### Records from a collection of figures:
==========
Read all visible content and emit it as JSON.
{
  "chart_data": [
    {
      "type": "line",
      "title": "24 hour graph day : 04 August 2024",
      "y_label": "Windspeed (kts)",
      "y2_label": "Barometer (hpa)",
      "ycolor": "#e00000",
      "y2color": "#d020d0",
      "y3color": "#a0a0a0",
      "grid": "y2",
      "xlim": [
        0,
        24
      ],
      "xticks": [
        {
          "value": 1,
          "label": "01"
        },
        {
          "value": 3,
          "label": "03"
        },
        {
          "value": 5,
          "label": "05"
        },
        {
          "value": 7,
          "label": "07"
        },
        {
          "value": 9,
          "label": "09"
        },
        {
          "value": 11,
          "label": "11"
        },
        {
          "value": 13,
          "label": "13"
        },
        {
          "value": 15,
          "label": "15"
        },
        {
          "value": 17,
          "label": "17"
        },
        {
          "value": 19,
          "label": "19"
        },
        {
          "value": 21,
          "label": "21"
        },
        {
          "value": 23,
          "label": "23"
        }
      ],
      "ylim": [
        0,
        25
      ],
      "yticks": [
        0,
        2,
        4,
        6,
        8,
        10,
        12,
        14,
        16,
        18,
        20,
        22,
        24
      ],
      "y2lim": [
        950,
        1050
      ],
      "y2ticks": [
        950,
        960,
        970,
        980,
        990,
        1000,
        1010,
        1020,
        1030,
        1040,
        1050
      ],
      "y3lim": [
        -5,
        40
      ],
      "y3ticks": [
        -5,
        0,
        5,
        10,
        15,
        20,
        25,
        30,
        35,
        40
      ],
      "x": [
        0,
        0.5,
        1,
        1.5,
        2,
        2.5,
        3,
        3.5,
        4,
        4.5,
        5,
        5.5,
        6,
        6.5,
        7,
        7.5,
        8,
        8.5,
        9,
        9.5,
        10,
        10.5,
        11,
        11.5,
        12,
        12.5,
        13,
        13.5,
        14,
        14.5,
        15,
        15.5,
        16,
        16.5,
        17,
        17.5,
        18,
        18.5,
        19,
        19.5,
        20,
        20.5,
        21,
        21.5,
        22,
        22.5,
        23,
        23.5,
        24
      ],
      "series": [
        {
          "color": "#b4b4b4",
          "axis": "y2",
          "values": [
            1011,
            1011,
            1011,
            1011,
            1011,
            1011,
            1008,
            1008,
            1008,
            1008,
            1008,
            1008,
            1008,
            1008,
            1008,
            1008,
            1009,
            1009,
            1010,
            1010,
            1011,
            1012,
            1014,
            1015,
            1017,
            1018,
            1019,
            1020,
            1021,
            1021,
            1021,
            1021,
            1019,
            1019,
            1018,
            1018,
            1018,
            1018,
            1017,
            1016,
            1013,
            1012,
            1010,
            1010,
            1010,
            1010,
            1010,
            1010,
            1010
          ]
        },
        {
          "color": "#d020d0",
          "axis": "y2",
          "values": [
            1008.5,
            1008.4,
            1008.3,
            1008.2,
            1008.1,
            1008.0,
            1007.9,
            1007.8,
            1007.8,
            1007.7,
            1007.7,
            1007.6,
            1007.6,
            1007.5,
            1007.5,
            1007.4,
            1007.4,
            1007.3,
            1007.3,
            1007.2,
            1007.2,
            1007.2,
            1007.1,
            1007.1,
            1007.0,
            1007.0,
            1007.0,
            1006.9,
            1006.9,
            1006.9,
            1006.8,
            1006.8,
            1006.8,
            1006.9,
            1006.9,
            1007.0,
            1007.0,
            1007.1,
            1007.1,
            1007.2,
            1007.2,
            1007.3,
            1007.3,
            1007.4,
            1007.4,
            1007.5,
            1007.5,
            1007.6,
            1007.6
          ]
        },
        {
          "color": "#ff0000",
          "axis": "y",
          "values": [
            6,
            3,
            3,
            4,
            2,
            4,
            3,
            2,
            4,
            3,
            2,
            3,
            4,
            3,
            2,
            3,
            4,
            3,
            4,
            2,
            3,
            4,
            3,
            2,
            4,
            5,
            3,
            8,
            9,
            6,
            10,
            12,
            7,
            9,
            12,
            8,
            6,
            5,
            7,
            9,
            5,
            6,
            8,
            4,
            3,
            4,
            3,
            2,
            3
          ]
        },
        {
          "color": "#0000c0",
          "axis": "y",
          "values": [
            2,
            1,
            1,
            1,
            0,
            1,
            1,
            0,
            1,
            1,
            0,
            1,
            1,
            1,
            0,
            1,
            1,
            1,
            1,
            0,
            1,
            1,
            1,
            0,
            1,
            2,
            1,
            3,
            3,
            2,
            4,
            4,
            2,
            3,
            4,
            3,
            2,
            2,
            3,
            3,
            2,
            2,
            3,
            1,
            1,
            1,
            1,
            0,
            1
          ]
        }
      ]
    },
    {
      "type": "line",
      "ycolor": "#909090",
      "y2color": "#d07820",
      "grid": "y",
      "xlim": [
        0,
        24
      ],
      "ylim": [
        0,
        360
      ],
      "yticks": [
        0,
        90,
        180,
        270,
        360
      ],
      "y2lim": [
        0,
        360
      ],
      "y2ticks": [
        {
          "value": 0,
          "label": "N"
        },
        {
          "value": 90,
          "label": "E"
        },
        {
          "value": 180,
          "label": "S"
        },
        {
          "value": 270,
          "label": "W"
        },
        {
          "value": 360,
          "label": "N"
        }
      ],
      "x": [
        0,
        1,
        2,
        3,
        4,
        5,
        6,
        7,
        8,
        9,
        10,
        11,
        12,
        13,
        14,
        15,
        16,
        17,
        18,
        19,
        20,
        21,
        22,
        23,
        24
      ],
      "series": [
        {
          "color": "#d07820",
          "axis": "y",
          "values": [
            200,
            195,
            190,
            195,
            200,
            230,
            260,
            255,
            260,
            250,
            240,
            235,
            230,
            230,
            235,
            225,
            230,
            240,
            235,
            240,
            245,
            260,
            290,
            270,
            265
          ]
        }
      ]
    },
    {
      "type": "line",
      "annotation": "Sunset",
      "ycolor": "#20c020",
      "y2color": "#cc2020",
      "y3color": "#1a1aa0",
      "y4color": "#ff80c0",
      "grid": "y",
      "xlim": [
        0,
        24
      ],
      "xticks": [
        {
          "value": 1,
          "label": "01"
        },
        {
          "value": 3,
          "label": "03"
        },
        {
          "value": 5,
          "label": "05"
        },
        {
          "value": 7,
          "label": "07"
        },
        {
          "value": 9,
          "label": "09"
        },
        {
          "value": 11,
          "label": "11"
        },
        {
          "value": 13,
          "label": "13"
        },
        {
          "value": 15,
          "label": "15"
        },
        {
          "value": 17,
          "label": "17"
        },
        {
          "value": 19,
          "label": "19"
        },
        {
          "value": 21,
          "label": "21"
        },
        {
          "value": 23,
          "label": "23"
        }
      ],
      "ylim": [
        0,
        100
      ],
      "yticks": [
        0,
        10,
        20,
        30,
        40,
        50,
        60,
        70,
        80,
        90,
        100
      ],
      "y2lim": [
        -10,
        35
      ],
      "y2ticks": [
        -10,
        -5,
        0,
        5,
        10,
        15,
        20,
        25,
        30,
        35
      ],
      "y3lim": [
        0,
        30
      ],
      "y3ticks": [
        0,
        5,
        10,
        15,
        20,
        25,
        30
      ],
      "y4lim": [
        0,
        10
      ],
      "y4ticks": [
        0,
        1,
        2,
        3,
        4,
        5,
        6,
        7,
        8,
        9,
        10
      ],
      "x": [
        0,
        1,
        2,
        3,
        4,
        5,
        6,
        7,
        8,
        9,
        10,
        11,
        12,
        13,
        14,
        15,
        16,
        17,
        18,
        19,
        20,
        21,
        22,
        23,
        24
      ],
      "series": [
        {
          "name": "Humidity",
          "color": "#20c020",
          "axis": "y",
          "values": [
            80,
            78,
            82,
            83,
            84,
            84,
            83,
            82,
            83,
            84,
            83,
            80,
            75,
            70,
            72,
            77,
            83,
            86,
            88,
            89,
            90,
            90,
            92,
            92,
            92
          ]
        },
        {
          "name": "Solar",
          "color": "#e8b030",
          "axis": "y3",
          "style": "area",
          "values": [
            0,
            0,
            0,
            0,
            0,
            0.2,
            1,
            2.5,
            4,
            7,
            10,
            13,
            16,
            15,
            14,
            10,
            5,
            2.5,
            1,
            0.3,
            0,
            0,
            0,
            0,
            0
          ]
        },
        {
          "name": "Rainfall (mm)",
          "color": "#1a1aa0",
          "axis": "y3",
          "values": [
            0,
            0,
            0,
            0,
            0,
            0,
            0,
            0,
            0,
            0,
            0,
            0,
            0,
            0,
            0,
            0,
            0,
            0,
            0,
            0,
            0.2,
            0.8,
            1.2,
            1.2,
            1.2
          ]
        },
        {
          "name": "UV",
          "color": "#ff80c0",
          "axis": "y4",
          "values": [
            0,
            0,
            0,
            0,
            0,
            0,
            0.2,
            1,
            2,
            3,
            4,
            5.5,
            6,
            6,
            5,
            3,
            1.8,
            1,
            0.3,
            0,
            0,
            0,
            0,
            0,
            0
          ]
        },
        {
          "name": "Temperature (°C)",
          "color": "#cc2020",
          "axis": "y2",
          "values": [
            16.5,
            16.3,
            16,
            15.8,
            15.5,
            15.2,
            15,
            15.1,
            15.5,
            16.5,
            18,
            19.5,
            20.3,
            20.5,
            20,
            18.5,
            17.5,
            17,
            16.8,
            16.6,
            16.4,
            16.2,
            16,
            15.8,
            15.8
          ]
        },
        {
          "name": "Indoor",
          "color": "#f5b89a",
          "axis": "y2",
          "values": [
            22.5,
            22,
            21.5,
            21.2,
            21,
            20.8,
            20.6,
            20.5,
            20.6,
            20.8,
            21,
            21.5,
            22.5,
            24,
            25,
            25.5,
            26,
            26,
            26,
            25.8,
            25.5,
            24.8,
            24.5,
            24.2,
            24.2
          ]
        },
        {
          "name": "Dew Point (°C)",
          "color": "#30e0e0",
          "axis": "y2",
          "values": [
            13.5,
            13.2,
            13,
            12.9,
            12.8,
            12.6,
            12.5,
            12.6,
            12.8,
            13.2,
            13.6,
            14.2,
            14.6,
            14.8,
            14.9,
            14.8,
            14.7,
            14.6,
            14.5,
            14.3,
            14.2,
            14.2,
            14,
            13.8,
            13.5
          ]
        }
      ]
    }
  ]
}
==========
### Requirement:
Of the lines in this listing, report how many contain the string "name", and give the number only.

### Full answer:
7